→ Document section
Following on from that previous comment, you correctly identified that the Goldmans quant group isolated the potential risk of the credit crunch and as a result saved the bank hundreds of millions of dollars. You then went on to say that their high IQ and low EQ in times of trouble render them useless…i presume you see where my argument is going, the comparatively low IQ of the pm’s in many of the banks did as a result cost millions of dollars and thousands of jobs in our investment banks, so now who is laughing – the quant’s (especially those in Goldmans), who is now in the front office – the quant’s, and finally, who are now some of the most influential characters on the trade floor (especially on the algorithmic/systematic trading side, where the money is being made back) – the quant’s.
We are seeing some of the highest demand in years for specialist quantitative driven recruitment and as a result are helping realise the true value of quantitative modellers, researchers, traders and product specialists.
Good god, you ever thought the stock market was anything other than a load of spiv’s and wide boys. Ha Ha Ha.
In my experience, irrespective of your style/methodology the markets will always find a way to hurt you so risk management is arguably most important (and I’m no risk manager!!)
Risk/money management are paramount, no matter how fancy the systems/techniques are. They help the ease the pain of being hurt as mentioned above!
Ben please read my post again.
“Goldmans quant group isolated the potential risk of the credit crunch”, Goldman and Sachs group DID NOT identify this risk, their apha quant hedge fund believed the probability of credit crunch was almost impossible, BUT Goldman and Sachs prop traders SPOTTED the bubble and took a punt against the housing market. If that quant group had briefly looked in to finance history, they would realise crisis of such nature occur at least once a decade. For example have you heard of the tulip bulb bubble in holland in the 17th century.
Anyone who is brave enough can make as much as “good” quant funds in a bull market. The point is, when things goes wrong, quants are often found to be the worst performers
@fund99: this is total bullshit. I am sure many of your PMs have predicted the credit crunch – the whole market predicted a credit crunch, just nobody knew when.

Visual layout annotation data
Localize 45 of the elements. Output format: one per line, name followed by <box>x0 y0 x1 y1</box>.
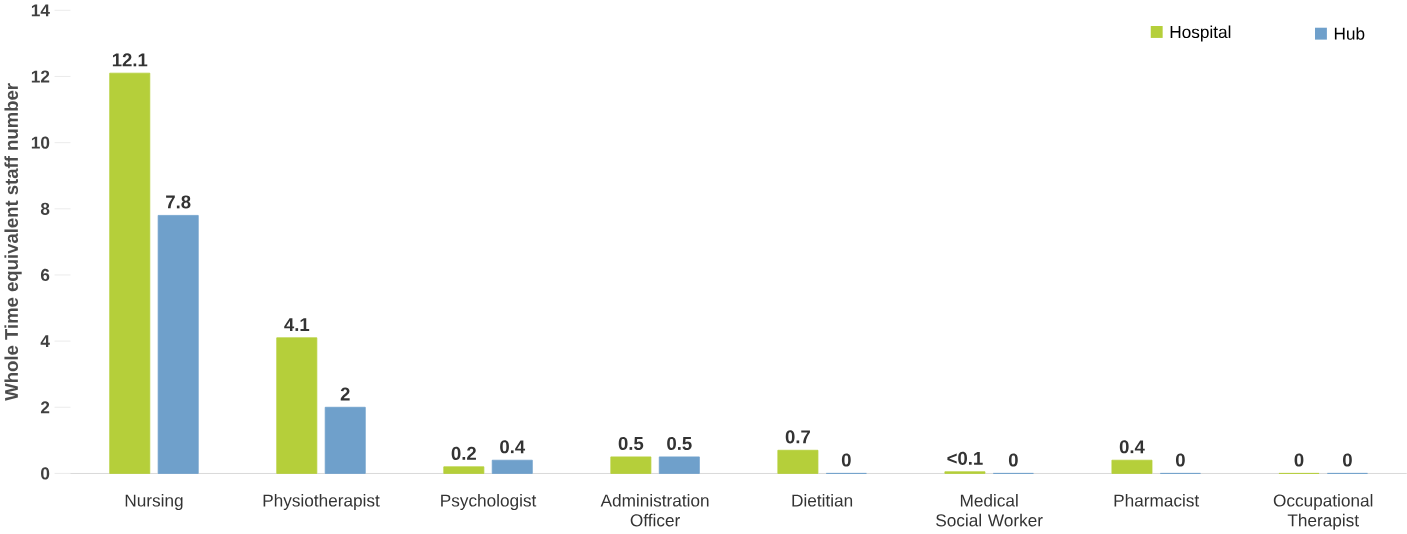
bar <box>157 214 199 474</box>
y-tick-label: 6 <box>40 268 50 281</box>
data-label: 0.4 <box>1119 440 1145 454</box>
x-tick-label: Psychologist <box>441 493 537 510</box>
data-label: 0.4 <box>500 440 526 454</box>
y-tick-label: 8 <box>40 202 50 215</box>
data-label: 7.8 <box>166 195 191 209</box>
data-label: 4.1 <box>284 318 310 331</box>
bar <box>109 72 151 474</box>
y-tick-label: 2 <box>40 401 50 414</box>
data-label: 0.2 <box>451 446 476 460</box>
data-label: 0 <box>841 453 851 467</box>
data-label: 12.1 <box>112 53 148 67</box>
bar <box>658 456 700 474</box>
y-tick-label: 14 <box>31 4 50 17</box>
x-tick-label: Occupational Therapist <box>1273 493 1373 530</box>
legend-label: Hospital <box>1170 25 1231 42</box>
x-tick-label: Medical Social Worker <box>936 493 1043 527</box>
data-label: 0 <box>1008 453 1018 467</box>
data-label: 0.7 <box>785 430 810 444</box>
bar <box>610 456 652 474</box>
data-label: 0 <box>1294 453 1304 467</box>
y-tick-label: 0 <box>41 467 50 480</box>
legend-label: Hub <box>1334 27 1365 40</box>
bar <box>777 449 819 474</box>
y-tick-label: 10 <box>31 136 50 149</box>
x-tick-label: Physiotherapist <box>263 493 380 510</box>
data-label: <0.1 <box>947 451 983 465</box>
y-axis-title: Whole Time equivalent staff number <box>4 83 22 401</box>
data-label: 0 <box>1343 453 1352 467</box>
x-tick-label: Pharmacist <box>1114 493 1200 507</box>
data-label: 0.5 <box>667 436 692 450</box>
data-label: 0.5 <box>618 436 644 450</box>
y-tick-label: 4 <box>40 335 50 347</box>
data-label: 0 <box>1175 453 1185 467</box>
x-tick-label: Nursing <box>125 493 183 510</box>
bar <box>324 406 366 474</box>
x-tick-label: Administration Officer <box>600 493 709 527</box>
x-tick-label: Dietitian <box>792 493 853 507</box>
y-tick-label: 12 <box>31 70 50 83</box>
bar <box>1111 459 1153 474</box>
data-label: 2 <box>340 387 350 401</box>
bar <box>276 337 318 474</box>
bar <box>443 466 485 474</box>
bar <box>491 459 533 474</box>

→ The tasks
[A] In the comment thread on quant traders, which historical financial bubble is named as an example?
[B] Pick up the comment thread on quant traders after its last sentence and continue it.

→ Answers to the exercise
[A] The tulip bulb bubble in Holland in the 17th century.

[B]
The typical mindset of a trader / PM is a mean reverting process in the long term (if it’s down it’s gonna go up sometime) and a linear trend in the short term (it’s gone down for such a long term, this trend must hold just a little longer). Two absolutely trivial models, which can be much approved upon.
The disadvatage of models – I admit – is that they cannot talk themselved out of it when they are wrong and justify their actions in hindsight and put the blame on everyone else.
Let’s cut the nonsense and here is a definitive argument.
Jim Rosenberg, John Meriwhether, Nobel Laureates Myron Scholes, Bob Merton, plus PhD’s in maths and physics from Stanford etc. etc. A whole bunch of traders who decided their models were so good, they were infalliable. Russian bond crisis, everyone sold, their models said buy, they bought (what better time to buy?) couple of mths later, kaput, the entire fund went bust. So much for quantitative talent….if quants are know alls why did their models fail? Note these aren’t idiots, they are very smart people, so you can’t blame the practitioners, you have to agree the practioners trade was flawed to begin with.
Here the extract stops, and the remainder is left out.